RECORDS FOR PROCESSING.
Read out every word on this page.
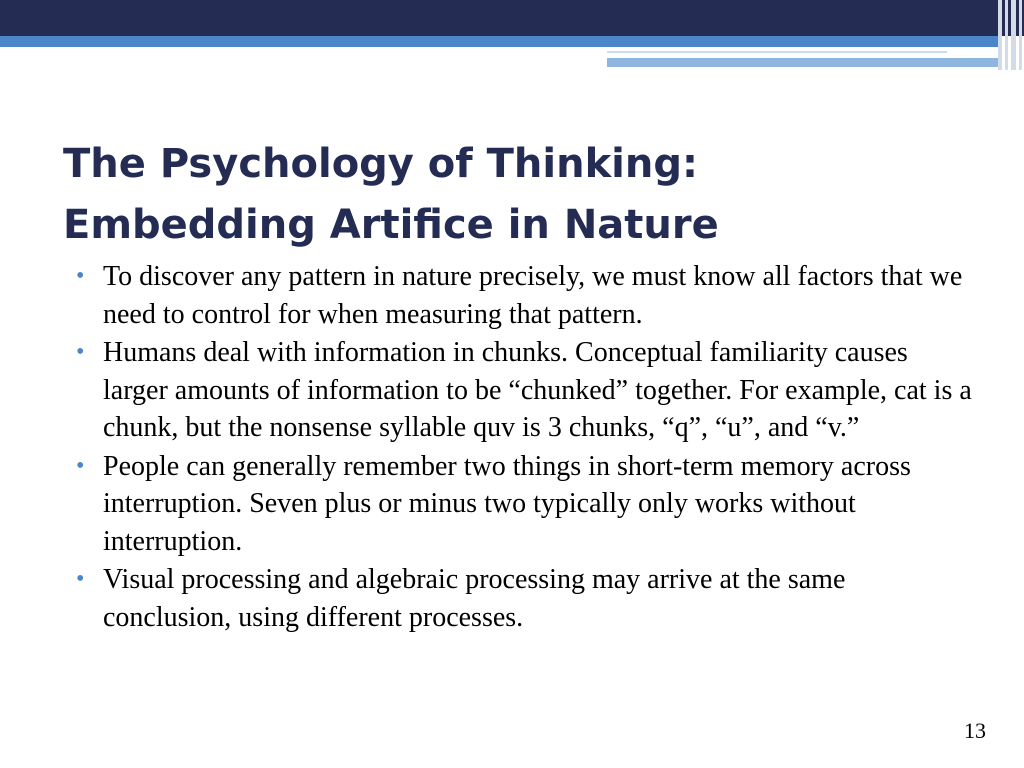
The Psychology of Thinking:
Embedding Artifice in Nature
• To discover any pattern in nature precisely, we must know all factors that we need to control for when measuring that pattern.
• Humans deal with information in chunks. Conceptual familiarity causes larger amounts of information to be “chunked” together. For example, cat is a chunk, but the nonsense syllable quv is 3 chunks, “q”, “u”, and “v.”
• People can generally remember two things in short-term memory across interruption. Seven plus or minus two typically only works without interruption.
• Visual processing and algebraic processing may arrive at the same conclusion, using different processes.
13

PROBLEM.
Quote the material word for word, dropping any images it holds.

WRITTEN ANSWER.
Read out every word on this page.
The Psychology of Thinking:
Embedding Artifice in Nature
• To discover any pattern in nature precisely, we must know all factors that we need to control for when measuring that pattern.
• Humans deal with information in chunks. Conceptual familiarity causes larger amounts of information to be “chunked” together. For example, cat is a chunk, but the nonsense syllable quv is 3 chunks, “q”, “u”, and “v.”
• People can generally remember two things in short-term memory across interruption. Seven plus or minus two typically only works without interruption.
• Visual processing and algebraic processing may arrive at the same conclusion, using different processes.
13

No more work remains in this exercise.